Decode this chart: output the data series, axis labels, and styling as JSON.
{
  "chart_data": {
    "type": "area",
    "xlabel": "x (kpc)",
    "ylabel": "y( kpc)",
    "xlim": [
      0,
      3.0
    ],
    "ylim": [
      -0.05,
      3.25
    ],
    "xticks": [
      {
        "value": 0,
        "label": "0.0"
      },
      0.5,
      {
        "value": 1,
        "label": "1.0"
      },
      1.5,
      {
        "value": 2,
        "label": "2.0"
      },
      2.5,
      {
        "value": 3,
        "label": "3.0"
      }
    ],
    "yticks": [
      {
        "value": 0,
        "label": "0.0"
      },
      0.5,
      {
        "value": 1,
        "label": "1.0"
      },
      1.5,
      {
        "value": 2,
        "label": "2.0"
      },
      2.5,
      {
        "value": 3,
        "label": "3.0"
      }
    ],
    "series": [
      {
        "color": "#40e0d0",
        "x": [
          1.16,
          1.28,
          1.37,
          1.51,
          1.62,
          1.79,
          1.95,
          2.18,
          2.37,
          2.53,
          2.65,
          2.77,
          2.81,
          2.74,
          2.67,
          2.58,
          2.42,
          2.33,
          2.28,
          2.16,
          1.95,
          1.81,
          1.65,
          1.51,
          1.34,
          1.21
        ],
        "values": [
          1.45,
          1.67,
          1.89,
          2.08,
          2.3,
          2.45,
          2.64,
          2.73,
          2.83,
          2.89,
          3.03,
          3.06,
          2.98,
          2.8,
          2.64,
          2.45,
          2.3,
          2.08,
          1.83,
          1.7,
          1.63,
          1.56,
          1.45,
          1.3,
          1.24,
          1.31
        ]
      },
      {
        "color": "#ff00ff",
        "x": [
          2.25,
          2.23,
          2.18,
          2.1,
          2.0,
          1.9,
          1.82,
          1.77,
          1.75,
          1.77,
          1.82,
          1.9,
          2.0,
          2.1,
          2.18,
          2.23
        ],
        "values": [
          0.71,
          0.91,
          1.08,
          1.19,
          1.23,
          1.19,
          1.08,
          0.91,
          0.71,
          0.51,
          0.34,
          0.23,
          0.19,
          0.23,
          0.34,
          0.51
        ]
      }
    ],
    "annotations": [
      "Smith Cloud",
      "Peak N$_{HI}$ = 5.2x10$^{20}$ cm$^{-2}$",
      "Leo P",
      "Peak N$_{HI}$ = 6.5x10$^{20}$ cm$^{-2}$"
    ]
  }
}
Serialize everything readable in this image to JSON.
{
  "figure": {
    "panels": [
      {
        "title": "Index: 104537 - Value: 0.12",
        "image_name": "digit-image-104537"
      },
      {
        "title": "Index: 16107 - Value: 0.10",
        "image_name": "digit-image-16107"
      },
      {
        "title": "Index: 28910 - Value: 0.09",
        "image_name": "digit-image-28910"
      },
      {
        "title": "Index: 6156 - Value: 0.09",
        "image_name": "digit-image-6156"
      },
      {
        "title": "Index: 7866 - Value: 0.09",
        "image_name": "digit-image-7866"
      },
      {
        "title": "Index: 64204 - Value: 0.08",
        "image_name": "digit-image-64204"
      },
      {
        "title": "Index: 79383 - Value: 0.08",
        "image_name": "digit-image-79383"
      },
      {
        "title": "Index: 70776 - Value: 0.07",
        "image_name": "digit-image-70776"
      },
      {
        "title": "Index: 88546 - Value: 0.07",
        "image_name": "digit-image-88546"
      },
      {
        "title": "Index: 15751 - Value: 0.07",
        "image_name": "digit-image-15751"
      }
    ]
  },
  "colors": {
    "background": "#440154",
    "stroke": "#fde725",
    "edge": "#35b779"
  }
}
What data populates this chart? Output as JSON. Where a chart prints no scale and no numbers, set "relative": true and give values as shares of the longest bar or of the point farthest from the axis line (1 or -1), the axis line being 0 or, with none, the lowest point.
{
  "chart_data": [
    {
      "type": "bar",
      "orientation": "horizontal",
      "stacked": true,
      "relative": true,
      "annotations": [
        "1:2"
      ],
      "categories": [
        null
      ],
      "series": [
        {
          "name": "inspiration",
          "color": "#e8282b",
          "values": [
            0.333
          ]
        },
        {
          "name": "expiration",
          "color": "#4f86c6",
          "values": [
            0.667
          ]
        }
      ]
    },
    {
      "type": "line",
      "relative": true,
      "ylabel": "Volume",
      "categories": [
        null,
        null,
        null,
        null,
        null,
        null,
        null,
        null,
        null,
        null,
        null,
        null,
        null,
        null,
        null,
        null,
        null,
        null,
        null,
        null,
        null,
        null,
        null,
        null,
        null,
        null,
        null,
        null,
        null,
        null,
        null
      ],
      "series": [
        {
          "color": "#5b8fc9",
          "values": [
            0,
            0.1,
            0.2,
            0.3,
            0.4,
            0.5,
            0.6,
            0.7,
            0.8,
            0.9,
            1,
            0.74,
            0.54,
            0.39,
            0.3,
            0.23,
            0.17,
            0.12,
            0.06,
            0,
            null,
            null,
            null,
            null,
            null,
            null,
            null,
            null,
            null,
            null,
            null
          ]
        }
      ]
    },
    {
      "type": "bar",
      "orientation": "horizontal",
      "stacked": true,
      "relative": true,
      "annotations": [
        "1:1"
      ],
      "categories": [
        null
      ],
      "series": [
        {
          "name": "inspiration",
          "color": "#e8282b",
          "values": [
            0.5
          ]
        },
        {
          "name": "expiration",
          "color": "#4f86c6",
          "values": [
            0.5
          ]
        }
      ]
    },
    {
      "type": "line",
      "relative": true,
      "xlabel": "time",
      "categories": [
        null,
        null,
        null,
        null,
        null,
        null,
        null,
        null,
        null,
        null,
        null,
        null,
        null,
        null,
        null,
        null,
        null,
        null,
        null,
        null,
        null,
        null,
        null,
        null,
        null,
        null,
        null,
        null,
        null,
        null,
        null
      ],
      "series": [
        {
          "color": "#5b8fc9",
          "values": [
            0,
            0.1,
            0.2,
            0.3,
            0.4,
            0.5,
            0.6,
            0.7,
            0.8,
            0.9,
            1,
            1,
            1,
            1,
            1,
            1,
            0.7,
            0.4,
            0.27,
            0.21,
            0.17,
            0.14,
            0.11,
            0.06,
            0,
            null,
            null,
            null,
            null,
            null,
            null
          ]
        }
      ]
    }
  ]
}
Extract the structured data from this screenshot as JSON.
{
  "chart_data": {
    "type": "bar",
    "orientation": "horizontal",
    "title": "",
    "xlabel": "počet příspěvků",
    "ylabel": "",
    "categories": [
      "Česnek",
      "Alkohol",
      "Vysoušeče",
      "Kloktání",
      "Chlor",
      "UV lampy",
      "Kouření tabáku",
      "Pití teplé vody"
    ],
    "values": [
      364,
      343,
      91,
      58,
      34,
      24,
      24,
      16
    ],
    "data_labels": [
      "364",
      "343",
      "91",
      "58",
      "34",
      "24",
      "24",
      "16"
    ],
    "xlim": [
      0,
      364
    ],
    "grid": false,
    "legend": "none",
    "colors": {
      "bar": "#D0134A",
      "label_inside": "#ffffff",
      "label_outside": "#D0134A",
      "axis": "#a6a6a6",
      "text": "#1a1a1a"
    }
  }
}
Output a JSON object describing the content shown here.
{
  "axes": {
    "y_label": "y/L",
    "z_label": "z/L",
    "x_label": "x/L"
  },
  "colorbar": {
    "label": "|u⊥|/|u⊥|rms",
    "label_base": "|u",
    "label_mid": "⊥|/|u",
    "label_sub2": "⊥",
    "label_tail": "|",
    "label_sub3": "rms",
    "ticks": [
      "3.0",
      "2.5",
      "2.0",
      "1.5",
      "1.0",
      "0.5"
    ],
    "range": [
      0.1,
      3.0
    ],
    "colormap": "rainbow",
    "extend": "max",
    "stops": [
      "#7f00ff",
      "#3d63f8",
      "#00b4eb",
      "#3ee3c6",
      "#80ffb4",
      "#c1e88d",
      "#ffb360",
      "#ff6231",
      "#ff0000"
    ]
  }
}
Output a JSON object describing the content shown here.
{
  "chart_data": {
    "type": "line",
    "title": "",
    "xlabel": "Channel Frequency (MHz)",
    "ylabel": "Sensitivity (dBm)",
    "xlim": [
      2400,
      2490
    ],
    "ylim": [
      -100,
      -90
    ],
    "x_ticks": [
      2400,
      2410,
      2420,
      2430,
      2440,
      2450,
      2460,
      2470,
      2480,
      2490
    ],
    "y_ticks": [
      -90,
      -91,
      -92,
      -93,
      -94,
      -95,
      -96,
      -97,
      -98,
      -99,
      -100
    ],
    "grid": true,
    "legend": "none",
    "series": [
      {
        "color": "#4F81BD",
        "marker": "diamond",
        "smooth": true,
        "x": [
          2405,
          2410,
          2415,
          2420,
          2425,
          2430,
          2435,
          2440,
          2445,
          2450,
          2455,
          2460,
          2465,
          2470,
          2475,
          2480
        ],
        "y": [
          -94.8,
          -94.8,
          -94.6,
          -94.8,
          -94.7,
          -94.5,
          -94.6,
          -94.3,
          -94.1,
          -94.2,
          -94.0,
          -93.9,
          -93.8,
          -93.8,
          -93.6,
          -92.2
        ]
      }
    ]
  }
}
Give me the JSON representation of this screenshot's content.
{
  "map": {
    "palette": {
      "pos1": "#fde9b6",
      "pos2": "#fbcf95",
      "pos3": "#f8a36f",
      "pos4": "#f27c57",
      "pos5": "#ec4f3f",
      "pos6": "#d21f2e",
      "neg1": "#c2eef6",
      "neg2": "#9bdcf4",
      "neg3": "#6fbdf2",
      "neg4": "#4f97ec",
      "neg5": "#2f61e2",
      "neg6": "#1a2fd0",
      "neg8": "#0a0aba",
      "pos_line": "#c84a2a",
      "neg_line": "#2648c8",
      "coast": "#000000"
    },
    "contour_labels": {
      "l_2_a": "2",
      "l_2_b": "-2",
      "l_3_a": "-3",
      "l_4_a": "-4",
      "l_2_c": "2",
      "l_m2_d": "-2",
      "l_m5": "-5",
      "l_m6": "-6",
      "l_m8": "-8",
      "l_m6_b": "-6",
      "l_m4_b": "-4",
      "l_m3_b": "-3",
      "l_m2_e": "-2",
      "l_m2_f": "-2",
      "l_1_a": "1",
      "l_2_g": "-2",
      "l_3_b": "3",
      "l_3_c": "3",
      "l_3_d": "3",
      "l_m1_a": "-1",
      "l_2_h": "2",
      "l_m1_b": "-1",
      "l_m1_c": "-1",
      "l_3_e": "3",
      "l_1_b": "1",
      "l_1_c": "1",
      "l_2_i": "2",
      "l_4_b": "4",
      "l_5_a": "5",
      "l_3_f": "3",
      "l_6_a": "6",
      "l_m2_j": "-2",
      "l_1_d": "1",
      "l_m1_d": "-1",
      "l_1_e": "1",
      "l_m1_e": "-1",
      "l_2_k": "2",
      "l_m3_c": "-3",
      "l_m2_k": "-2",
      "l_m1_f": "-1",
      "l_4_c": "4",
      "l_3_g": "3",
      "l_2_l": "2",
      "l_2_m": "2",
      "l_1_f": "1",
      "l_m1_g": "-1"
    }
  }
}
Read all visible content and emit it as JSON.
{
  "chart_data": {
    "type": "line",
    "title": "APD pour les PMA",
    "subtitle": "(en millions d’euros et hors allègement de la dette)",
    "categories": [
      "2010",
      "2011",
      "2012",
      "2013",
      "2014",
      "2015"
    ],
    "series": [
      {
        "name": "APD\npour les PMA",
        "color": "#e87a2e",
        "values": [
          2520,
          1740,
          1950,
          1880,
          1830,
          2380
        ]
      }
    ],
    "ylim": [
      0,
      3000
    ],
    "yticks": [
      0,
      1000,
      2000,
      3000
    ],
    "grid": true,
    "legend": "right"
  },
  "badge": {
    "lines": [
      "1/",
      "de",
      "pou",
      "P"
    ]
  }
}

# # # # # # #

## What is asked
Search the preceding listing for the word "from" and pull out every line that holds it.

## Reply to the task
What data populates this chart? Output as JSON. Where a chart prints no scale and no numbers, set "relative": true and give values as shares of the longest bar or of the point farthest from the axis line (1 or -1), the axis line being 0 or, with none, the lowest point.
Extract the structured data from this screenshot as JSON.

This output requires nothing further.